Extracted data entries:
--- START ---

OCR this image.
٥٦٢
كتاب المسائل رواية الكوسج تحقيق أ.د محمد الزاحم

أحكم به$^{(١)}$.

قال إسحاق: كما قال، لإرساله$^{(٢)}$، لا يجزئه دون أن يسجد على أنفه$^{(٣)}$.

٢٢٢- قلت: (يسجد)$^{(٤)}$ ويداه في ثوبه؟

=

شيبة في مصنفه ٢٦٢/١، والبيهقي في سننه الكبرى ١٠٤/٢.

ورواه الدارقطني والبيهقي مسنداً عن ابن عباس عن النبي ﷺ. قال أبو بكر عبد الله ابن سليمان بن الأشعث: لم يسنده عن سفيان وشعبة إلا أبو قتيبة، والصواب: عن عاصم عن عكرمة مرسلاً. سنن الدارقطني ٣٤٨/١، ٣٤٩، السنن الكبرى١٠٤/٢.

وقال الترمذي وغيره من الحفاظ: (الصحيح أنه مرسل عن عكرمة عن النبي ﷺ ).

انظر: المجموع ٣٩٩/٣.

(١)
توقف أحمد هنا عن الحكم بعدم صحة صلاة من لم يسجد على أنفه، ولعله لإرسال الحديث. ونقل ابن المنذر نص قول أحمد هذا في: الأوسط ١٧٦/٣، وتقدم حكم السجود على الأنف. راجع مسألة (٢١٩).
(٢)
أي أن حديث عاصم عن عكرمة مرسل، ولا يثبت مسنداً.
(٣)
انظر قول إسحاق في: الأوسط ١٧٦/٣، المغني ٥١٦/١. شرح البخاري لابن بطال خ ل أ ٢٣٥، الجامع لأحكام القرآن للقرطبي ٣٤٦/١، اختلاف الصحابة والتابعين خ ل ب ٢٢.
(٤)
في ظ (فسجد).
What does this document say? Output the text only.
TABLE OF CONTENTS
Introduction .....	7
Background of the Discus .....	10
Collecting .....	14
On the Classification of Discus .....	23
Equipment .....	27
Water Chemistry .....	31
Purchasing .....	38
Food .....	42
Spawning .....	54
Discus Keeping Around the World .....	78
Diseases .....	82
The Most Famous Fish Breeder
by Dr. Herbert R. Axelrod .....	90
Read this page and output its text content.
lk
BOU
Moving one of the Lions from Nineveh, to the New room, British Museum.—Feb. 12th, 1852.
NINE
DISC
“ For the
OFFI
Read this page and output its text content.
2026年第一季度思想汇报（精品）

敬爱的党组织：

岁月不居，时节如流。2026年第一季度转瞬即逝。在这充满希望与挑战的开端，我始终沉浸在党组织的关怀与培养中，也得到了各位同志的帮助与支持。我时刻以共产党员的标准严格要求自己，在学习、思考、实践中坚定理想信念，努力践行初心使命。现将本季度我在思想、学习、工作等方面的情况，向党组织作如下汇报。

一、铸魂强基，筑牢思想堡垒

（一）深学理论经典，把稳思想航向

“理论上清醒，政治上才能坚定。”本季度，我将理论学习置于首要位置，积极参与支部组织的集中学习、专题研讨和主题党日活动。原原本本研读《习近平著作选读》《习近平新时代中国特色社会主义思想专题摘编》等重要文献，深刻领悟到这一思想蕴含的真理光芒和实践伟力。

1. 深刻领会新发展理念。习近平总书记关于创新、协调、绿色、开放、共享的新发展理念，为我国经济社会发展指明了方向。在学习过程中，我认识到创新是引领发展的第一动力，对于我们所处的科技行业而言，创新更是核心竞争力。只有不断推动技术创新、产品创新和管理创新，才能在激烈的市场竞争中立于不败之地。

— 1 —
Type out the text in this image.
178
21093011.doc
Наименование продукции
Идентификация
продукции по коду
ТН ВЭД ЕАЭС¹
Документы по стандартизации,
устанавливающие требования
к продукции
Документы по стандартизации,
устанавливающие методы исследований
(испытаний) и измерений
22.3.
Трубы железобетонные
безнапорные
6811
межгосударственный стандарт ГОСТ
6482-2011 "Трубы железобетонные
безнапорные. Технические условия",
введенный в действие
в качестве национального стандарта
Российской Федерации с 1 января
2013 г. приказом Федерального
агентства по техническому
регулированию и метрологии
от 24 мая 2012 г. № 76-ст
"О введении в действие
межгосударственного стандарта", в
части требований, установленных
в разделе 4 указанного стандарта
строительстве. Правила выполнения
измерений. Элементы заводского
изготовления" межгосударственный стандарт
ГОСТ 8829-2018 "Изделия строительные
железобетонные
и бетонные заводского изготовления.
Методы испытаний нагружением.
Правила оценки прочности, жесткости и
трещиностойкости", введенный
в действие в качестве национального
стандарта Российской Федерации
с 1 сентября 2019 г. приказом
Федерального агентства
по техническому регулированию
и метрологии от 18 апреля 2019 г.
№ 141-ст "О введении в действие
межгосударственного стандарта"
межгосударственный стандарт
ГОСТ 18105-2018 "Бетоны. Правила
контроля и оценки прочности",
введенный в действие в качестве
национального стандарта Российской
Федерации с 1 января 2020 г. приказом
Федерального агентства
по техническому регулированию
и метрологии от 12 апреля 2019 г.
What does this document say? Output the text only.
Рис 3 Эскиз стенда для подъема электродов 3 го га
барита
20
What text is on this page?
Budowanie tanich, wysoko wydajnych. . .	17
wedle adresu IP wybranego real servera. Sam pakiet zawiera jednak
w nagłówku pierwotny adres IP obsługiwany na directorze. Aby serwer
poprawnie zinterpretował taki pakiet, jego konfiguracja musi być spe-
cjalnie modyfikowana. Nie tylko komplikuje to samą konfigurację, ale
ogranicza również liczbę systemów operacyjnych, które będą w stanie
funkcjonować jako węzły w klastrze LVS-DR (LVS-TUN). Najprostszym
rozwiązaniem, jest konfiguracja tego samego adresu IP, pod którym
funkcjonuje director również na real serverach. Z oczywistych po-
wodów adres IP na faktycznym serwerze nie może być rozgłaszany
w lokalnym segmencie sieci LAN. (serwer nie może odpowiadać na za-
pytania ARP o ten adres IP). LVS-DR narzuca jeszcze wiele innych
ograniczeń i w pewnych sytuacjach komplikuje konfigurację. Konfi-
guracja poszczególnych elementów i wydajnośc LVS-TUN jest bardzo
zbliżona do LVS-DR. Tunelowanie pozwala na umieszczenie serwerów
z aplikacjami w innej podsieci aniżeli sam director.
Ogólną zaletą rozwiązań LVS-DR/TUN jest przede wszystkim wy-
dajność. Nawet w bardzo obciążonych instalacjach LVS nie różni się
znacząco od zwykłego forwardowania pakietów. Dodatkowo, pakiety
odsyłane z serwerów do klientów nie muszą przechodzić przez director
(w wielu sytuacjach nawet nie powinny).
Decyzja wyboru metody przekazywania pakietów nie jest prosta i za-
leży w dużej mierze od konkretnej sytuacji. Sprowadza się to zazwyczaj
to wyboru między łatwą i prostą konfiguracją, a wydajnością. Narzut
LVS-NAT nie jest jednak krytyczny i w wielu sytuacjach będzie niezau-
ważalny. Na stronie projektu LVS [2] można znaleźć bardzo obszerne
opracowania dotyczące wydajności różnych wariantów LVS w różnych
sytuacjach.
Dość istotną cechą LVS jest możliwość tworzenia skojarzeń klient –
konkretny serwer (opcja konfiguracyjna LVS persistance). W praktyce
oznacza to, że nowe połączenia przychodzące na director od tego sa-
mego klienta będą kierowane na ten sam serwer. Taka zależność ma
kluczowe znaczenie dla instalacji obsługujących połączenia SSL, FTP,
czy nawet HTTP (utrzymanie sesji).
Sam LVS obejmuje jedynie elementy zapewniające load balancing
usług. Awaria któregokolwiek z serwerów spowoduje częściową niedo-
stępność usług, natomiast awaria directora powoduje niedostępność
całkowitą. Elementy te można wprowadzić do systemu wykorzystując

--- END ---

WORK TO COMPLETE: Set down each entry again, unchanged.

FINAL RESULT:
OCR this image.
٥٦٢
كتاب المسائل رواية الكوسج تحقيق أ.د محمد الزاحم

أحكم به$^{(١)}$.

قال إسحاق: كما قال، لإرساله$^{(٢)}$، لا يجزئه دون أن يسجد على أنفه$^{(٣)}$.

٢٢٢- قلت: (يسجد)$^{(٤)}$ ويداه في ثوبه؟

=

شيبة في مصنفه ٢٦٢/١، والبيهقي في سننه الكبرى ١٠٤/٢.

ورواه الدارقطني والبيهقي مسنداً عن ابن عباس عن النبي ﷺ. قال أبو بكر عبد الله ابن سليمان بن الأشعث: لم يسنده عن سفيان وشعبة إلا أبو قتيبة، والصواب: عن عاصم عن عكرمة مرسلاً. سنن الدارقطني ٣٤٨/١، ٣٤٩، السنن الكبرى١٠٤/٢.

وقال الترمذي وغيره من الحفاظ: (الصحيح أنه مرسل عن عكرمة عن النبي ﷺ ).

انظر: المجموع ٣٩٩/٣.

(١)
توقف أحمد هنا عن الحكم بعدم صحة صلاة من لم يسجد على أنفه، ولعله لإرسال الحديث. ونقل ابن المنذر نص قول أحمد هذا في: الأوسط ١٧٦/٣، وتقدم حكم السجود على الأنف. راجع مسألة (٢١٩).
(٢)
أي أن حديث عاصم عن عكرمة مرسل، ولا يثبت مسنداً.
(٣)
انظر قول إسحاق في: الأوسط ١٧٦/٣، المغني ٥١٦/١. شرح البخاري لابن بطال خ ل أ ٢٣٥، الجامع لأحكام القرآن للقرطبي ٣٤٦/١، اختلاف الصحابة والتابعين خ ل ب ٢٢.
(٤)
في ظ (فسجد).
What does this document say? Output the text only.
TABLE OF CONTENTS
Introduction .....	7
Background of the Discus .....	10
Collecting .....	14
On the Classification of Discus .....	23
Equipment .....	27
Water Chemistry .....	31
Purchasing .....	38
Food .....	42
Spawning .....	54
Discus Keeping Around the World .....	78
Diseases .....	82
The Most Famous Fish Breeder
by Dr. Herbert R. Axelrod .....	90
Read this page and output its text content.
lk
BOU
Moving one of the Lions from Nineveh, to the New room, British Museum.—Feb. 12th, 1852.
NINE
DISC
“ For the
OFFI
Read this page and output its text content.
2026年第一季度思想汇报（精品）

敬爱的党组织：

岁月不居，时节如流。2026年第一季度转瞬即逝。在这充满希望与挑战的开端，我始终沉浸在党组织的关怀与培养中，也得到了各位同志的帮助与支持。我时刻以共产党员的标准严格要求自己，在学习、思考、实践中坚定理想信念，努力践行初心使命。现将本季度我在思想、学习、工作等方面的情况，向党组织作如下汇报。

一、铸魂强基，筑牢思想堡垒

（一）深学理论经典，把稳思想航向

“理论上清醒，政治上才能坚定。”本季度，我将理论学习置于首要位置，积极参与支部组织的集中学习、专题研讨和主题党日活动。原原本本研读《习近平著作选读》《习近平新时代中国特色社会主义思想专题摘编》等重要文献，深刻领悟到这一思想蕴含的真理光芒和实践伟力。

1. 深刻领会新发展理念。习近平总书记关于创新、协调、绿色、开放、共享的新发展理念，为我国经济社会发展指明了方向。在学习过程中，我认识到创新是引领发展的第一动力，对于我们所处的科技行业而言，创新更是核心竞争力。只有不断推动技术创新、产品创新和管理创新，才能在激烈的市场竞争中立于不败之地。

— 1 —
Type out the text in this image.
178
21093011.doc
Наименование продукции
Идентификация
продукции по коду
ТН ВЭД ЕАЭС¹
Документы по стандартизации,
устанавливающие требования
к продукции
Документы по стандартизации,
устанавливающие методы исследований
(испытаний) и измерений
22.3.
Трубы железобетонные
безнапорные
6811
межгосударственный стандарт ГОСТ
6482-2011 "Трубы железобетонные
безнапорные. Технические условия",
введенный в действие
в качестве национального стандарта
Российской Федерации с 1 января
2013 г. приказом Федерального
агентства по техническому
регулированию и метрологии
от 24 мая 2012 г. № 76-ст
"О введении в действие
межгосударственного стандарта", в
части требований, установленных
в разделе 4 указанного стандарта
строительстве. Правила выполнения
измерений. Элементы заводского
изготовления" межгосударственный стандарт
ГОСТ 8829-2018 "Изделия строительные
железобетонные
и бетонные заводского изготовления.
Методы испытаний нагружением.
Правила оценки прочности, жесткости и
трещиностойкости", введенный
в действие в качестве национального
стандарта Российской Федерации
с 1 сентября 2019 г. приказом
Федерального агентства
по техническому регулированию
и метрологии от 18 апреля 2019 г.
№ 141-ст "О введении в действие
межгосударственного стандарта"
межгосударственный стандарт
ГОСТ 18105-2018 "Бетоны. Правила
контроля и оценки прочности",
введенный в действие в качестве
национального стандарта Российской
Федерации с 1 января 2020 г. приказом
Федерального агентства
по техническому регулированию
и метрологии от 12 апреля 2019 г.
What does this document say? Output the text only.
Рис 3 Эскиз стенда для подъема электродов 3 го га
барита
20
What text is on this page?
Budowanie tanich, wysoko wydajnych. . .	17
wedle adresu IP wybranego real servera. Sam pakiet zawiera jednak
w nagłówku pierwotny adres IP obsługiwany na directorze. Aby serwer
poprawnie zinterpretował taki pakiet, jego konfiguracja musi być spe-
cjalnie modyfikowana. Nie tylko komplikuje to samą konfigurację, ale
ogranicza również liczbę systemów operacyjnych, które będą w stanie
funkcjonować jako węzły w klastrze LVS-DR (LVS-TUN). Najprostszym
rozwiązaniem, jest konfiguracja tego samego adresu IP, pod którym
funkcjonuje director również na real serverach. Z oczywistych po-
wodów adres IP na faktycznym serwerze nie może być rozgłaszany
w lokalnym segmencie sieci LAN. (serwer nie może odpowiadać na za-
pytania ARP o ten adres IP). LVS-DR narzuca jeszcze wiele innych
ograniczeń i w pewnych sytuacjach komplikuje konfigurację. Konfi-
guracja poszczególnych elementów i wydajnośc LVS-TUN jest bardzo
zbliżona do LVS-DR. Tunelowanie pozwala na umieszczenie serwerów
z aplikacjami w innej podsieci aniżeli sam director.
Ogólną zaletą rozwiązań LVS-DR/TUN jest przede wszystkim wy-
dajność. Nawet w bardzo obciążonych instalacjach LVS nie różni się
znacząco od zwykłego forwardowania pakietów. Dodatkowo, pakiety
odsyłane z serwerów do klientów nie muszą przechodzić przez director
(w wielu sytuacjach nawet nie powinny).
Decyzja wyboru metody przekazywania pakietów nie jest prosta i za-
leży w dużej mierze od konkretnej sytuacji. Sprowadza się to zazwyczaj
to wyboru między łatwą i prostą konfiguracją, a wydajnością. Narzut
LVS-NAT nie jest jednak krytyczny i w wielu sytuacjach będzie niezau-
ważalny. Na stronie projektu LVS [2] można znaleźć bardzo obszerne
opracowania dotyczące wydajności różnych wariantów LVS w różnych
sytuacjach.
Dość istotną cechą LVS jest możliwość tworzenia skojarzeń klient –
konkretny serwer (opcja konfiguracyjna LVS persistance). W praktyce
oznacza to, że nowe połączenia przychodzące na director od tego sa-
mego klienta będą kierowane na ten sam serwer. Taka zależność ma
kluczowe znaczenie dla instalacji obsługujących połączenia SSL, FTP,
czy nawet HTTP (utrzymanie sesji).
Sam LVS obejmuje jedynie elementy zapewniające load balancing
usług. Awaria któregokolwiek z serwerów spowoduje częściową niedo-
stępność usług, natomiast awaria directora powoduje niedostępność
całkowitą. Elementy te można wprowadzić do systemu wykorzystując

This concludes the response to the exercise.